EXERCISE PROMPT =
Everything in the listing beneath must be transcribed exactly.

▼

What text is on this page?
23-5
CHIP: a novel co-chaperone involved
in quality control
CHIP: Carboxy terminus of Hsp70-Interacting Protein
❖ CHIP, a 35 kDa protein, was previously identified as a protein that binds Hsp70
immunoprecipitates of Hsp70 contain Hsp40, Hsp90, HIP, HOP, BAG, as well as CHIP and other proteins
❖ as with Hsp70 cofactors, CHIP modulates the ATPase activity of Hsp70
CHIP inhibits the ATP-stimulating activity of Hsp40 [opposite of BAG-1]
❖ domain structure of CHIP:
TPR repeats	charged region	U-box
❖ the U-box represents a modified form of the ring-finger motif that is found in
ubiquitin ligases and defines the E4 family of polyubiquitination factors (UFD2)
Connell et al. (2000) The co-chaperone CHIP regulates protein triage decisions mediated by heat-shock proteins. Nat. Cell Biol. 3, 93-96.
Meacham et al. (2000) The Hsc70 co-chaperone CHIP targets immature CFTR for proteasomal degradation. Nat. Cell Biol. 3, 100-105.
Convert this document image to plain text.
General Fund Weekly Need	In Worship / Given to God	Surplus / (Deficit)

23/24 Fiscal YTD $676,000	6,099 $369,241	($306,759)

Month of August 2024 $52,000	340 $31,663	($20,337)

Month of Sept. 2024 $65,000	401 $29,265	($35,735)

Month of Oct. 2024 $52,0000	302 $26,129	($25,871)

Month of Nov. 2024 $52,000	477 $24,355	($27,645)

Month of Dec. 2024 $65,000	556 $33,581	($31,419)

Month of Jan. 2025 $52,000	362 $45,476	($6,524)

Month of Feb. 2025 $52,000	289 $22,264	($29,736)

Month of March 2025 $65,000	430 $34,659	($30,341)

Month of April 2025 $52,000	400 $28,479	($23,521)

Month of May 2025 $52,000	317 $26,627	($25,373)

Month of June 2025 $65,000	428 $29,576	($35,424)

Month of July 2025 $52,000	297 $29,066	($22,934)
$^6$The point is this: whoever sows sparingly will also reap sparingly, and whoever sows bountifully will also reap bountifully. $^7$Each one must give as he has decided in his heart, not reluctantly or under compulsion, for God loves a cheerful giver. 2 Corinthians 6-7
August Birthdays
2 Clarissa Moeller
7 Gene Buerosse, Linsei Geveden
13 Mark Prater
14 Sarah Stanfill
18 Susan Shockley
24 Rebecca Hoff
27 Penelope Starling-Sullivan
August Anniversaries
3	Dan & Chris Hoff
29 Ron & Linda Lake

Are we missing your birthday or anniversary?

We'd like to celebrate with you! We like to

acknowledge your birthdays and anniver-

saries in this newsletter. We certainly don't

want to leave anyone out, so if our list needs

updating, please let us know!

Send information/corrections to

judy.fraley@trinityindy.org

▲

RESULT OF THIS TASK =
What text is on this page?
23-5
CHIP: a novel co-chaperone involved
in quality control
CHIP: Carboxy terminus of Hsp70-Interacting Protein
❖ CHIP, a 35 kDa protein, was previously identified as a protein that binds Hsp70
immunoprecipitates of Hsp70 contain Hsp40, Hsp90, HIP, HOP, BAG, as well as CHIP and other proteins
❖ as with Hsp70 cofactors, CHIP modulates the ATPase activity of Hsp70
CHIP inhibits the ATP-stimulating activity of Hsp40 [opposite of BAG-1]
❖ domain structure of CHIP:
TPR repeats	charged region	U-box
❖ the U-box represents a modified form of the ring-finger motif that is found in
ubiquitin ligases and defines the E4 family of polyubiquitination factors (UFD2)
Connell et al. (2000) The co-chaperone CHIP regulates protein triage decisions mediated by heat-shock proteins. Nat. Cell Biol. 3, 93-96.
Meacham et al. (2000) The Hsc70 co-chaperone CHIP targets immature CFTR for proteasomal degradation. Nat. Cell Biol. 3, 100-105.
Convert this document image to plain text.
General Fund Weekly Need	In Worship / Given to God	Surplus / (Deficit)

23/24 Fiscal YTD $676,000	6,099 $369,241	($306,759)

Month of August 2024 $52,000	340 $31,663	($20,337)

Month of Sept. 2024 $65,000	401 $29,265	($35,735)

Month of Oct. 2024 $52,0000	302 $26,129	($25,871)

Month of Nov. 2024 $52,000	477 $24,355	($27,645)

Month of Dec. 2024 $65,000	556 $33,581	($31,419)

Month of Jan. 2025 $52,000	362 $45,476	($6,524)

Month of Feb. 2025 $52,000	289 $22,264	($29,736)

Month of March 2025 $65,000	430 $34,659	($30,341)

Month of April 2025 $52,000	400 $28,479	($23,521)

Month of May 2025 $52,000	317 $26,627	($25,373)

Month of June 2025 $65,000	428 $29,576	($35,424)

Month of July 2025 $52,000	297 $29,066	($22,934)
$^6$The point is this: whoever sows sparingly will also reap sparingly, and whoever sows bountifully will also reap bountifully. $^7$Each one must give as he has decided in his heart, not reluctantly or under compulsion, for God loves a cheerful giver. 2 Corinthians 6-7
August Birthdays
2 Clarissa Moeller
7 Gene Buerosse, Linsei Geveden
13 Mark Prater
14 Sarah Stanfill
18 Susan Shockley
24 Rebecca Hoff
27 Penelope Starling-Sullivan
August Anniversaries
3	Dan & Chris Hoff
29 Ron & Linda Lake

Are we missing your birthday or anniversary?

We'd like to celebrate with you! We like to

acknowledge your birthdays and anniver-

saries in this newsletter. We certainly don't

want to leave anyone out, so if our list needs

updating, please let us know!

Send information/corrections to

judy.fraley@trinityindy.org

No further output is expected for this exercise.